= Page =
Ainsi, dès les années 1960, Verneaux, par la connaissance des invertébrés habitant le lit des rivières, a-t-il pu établir un indice biotique caractéristique de la bonne ou mauvaise qualité de l'eau d'une rivière selon son faciès géographique; c'est devenu aujourd'hui une méthode rapide, synthétique dans l'espace et le temps, de suivi de la qualité des eaux en complément d'analyses chimiques d'échantillons d'eau au caractère ponctuel et coûteux.
Plus récemment, les recherches menées sur les mécanismes de développement de l'eutrophisation ont permis de mieux connaître les facteurs susceptibles de créer ces situations de déséquilibre dans lesquelles la végétation algale envahit un milieu aquatique, tuant toute forme de vie aquatique par désoxygénation des eaux jusqu'à atteindre les phénomènes de pourrissement par putréfaction dans le stade ultime.
Les recherches initiées sur les lacs, qui sont des milieux simplifiés (cf. lacs du Bourget et d'Annecy), sont désormais étendues aux conditions de fonctionnement des grandes rivières; l'analyse des facteurs propices à ces développements végétaux (excès d'azote et de phosphore, ralentissement des courants, eaux mortes en amont des seuils, échauffement des eaux, conditions d'éclairement et de la photosynthèse par présence ou absence de végétation arborée) permet aux aménageurs de mieux cerner les programmes d'action à engager en priorité.
Ainsi peut-on aujourd'hui mieux comprendre pourquoi tous les essais, menés depuis des années pour endiguer de grands herbiers comme celui présent à l'aval du barrage d'Argentat sur la Dordogne, n'ont pas pu être couronnés de succès.

Entrées enregistrées:
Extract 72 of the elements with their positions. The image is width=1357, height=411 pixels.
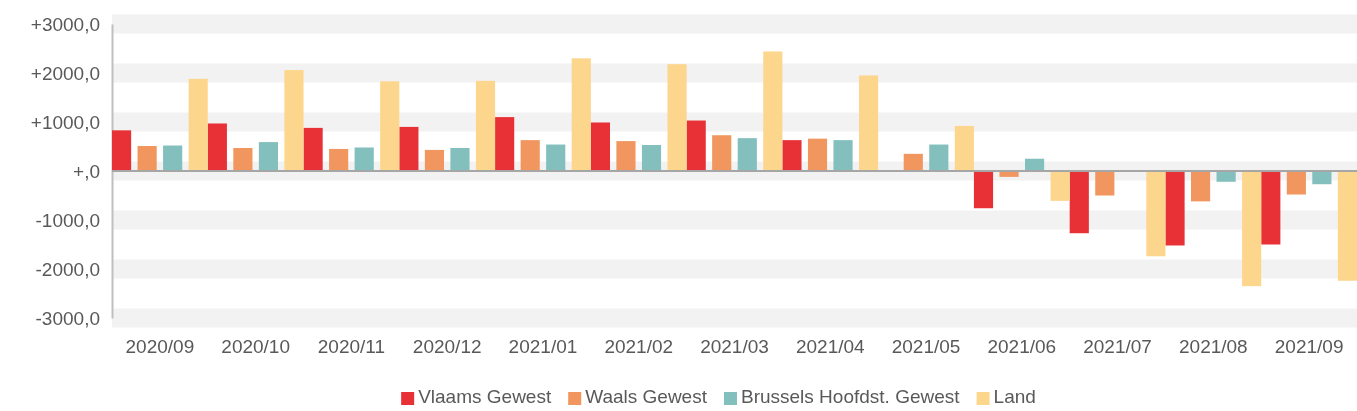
bar xyxy=(1261,171,1281,245)
bar xyxy=(954,125,974,171)
bar xyxy=(903,153,923,171)
bar xyxy=(667,64,687,171)
bar xyxy=(163,145,183,171)
bar xyxy=(1095,171,1115,196)
legend-label: Brussels Hoofdst. Gewest xyxy=(740,386,961,407)
y-tick-label: -3000,0 xyxy=(35,307,100,329)
bar xyxy=(929,144,949,171)
bar xyxy=(737,138,757,171)
y-tick-label: -2000,0 xyxy=(35,258,100,280)
bar xyxy=(112,130,132,171)
bar xyxy=(1286,171,1306,195)
bar xyxy=(207,123,227,171)
bar xyxy=(1069,171,1089,234)
y-tick-label: -1000,0 xyxy=(35,209,100,231)
bar xyxy=(475,80,496,171)
x-tick-label: 2020/11 xyxy=(317,336,386,358)
x-tick-label: 2021/03 xyxy=(700,336,769,358)
bar xyxy=(399,126,419,171)
x-tick-label: 2021/09 xyxy=(1274,336,1344,358)
bar xyxy=(1050,171,1070,201)
legend-label: Vlaams Gewest xyxy=(418,386,552,407)
bar xyxy=(284,70,304,171)
x-tick-label: 2020/09 xyxy=(125,336,195,358)
bar xyxy=(1191,171,1211,202)
y-tick-label: +2000,0 xyxy=(30,62,100,84)
bar xyxy=(137,146,157,171)
bar xyxy=(1146,171,1166,257)
bar xyxy=(450,147,470,171)
bar xyxy=(424,149,444,171)
x-tick-label: 2021/07 xyxy=(1083,336,1152,358)
x-tick-label: 2021/02 xyxy=(604,336,674,358)
bar xyxy=(258,142,278,171)
bar xyxy=(807,138,828,171)
x-tick-label: 2021/05 xyxy=(891,336,961,358)
bar xyxy=(616,141,636,171)
bar xyxy=(329,148,349,171)
bar xyxy=(859,75,879,171)
x-tick-label: 2021/06 xyxy=(987,336,1057,358)
bar xyxy=(233,147,253,171)
bar xyxy=(1337,171,1357,281)
y-tick-label: +1000,0 xyxy=(30,111,100,133)
bar xyxy=(380,81,400,171)
bar xyxy=(520,140,540,171)
x-tick-label: 2021/08 xyxy=(1179,336,1248,358)
bar xyxy=(571,58,591,171)
bar xyxy=(590,122,610,171)
bar xyxy=(1216,171,1236,182)
y-tick-label: +3000,0 xyxy=(30,13,100,35)
x-tick-label: 2021/04 xyxy=(795,336,866,358)
bar xyxy=(833,140,853,171)
bar xyxy=(782,140,802,171)
legend-label: Land xyxy=(993,386,1036,407)
bar xyxy=(1312,171,1332,185)
x-tick-label: 2020/12 xyxy=(412,336,482,358)
y-tick-label: +,0 xyxy=(73,160,100,182)
bar xyxy=(973,171,994,209)
bar xyxy=(641,145,662,171)
bar xyxy=(546,144,566,171)
legend-label: Waals Gewest xyxy=(585,386,708,407)
bar xyxy=(303,127,323,171)
bar xyxy=(188,78,208,171)
bar xyxy=(763,51,783,171)
bar xyxy=(712,135,732,171)
bar xyxy=(1165,171,1185,246)
bar xyxy=(354,147,374,171)
bar xyxy=(686,120,706,171)
bar xyxy=(495,117,515,171)
bar xyxy=(1242,171,1262,287)
x-tick-label: 2020/10 xyxy=(221,336,290,358)
x-tick-label: 2021/01 xyxy=(508,336,578,358)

= Les consignes =
- a) Renvoyez chaque ligne des enregistrements qui contient la chaîne "Gewest", en tenant compte de la casse.
- b) Reprenez le texte sur la qualité des eaux de rivière et prolongez-le à partir de sa dernière phrase.
Ces enregistrements sont sans rapport avec le texte.

= Réponses par consigne =
- a)
legend-label: Brussels Hoofdst. Gewest xyxy=(740,386,961,407)
legend-label: Vlaams Gewest xyxy=(418,386,552,407)
legend-label: Waals Gewest xyxy=(585,386,708,407)

- b)
Mieux cerner les conséquences d'un projet
Une meilleure connaissance des échanges entre la rivière et son lit a permis de mettre en évidence que l'essentiel des éléments constitutifs d'un fleuve dépend des échanges qui ont lieu au niveau des berges et du fond (apports de granulats, matières organiques...): l'examen des linéaires de cours d'eau, alimentant un fleuve, montre ainsi la dépendance d'un fleuve vis-à-vis du réseau de ses rivières nourricières (pour la Garonne: 86 % du linéaire riverain est constitué par des rivières du réseau secondaire du fleuve).Tout aménagement crée une rupture de continuité d'un des éléments constitutifs d'un faciès, modifie et peut déséquilibrer l'ensemble de ces systèmes; cette rupture est dès lors d'autant plus forte qu'elle se situe à l'aval et sur le réseau principal du fleuve. C'est dans ce sens que se développent aujourd'hui les études d'impact sur les aménagements importants du lit des rivières (seuils, barrages, extraction de granulats...).
Il y a encore dix ans, l'enquête d'utilité publique de tels ouvrages portait essentiellement sur les impacts locaux; toute étude d'aménagement quelque peu importante suppose aujourd'hui une étude d'impact globale de la vallée.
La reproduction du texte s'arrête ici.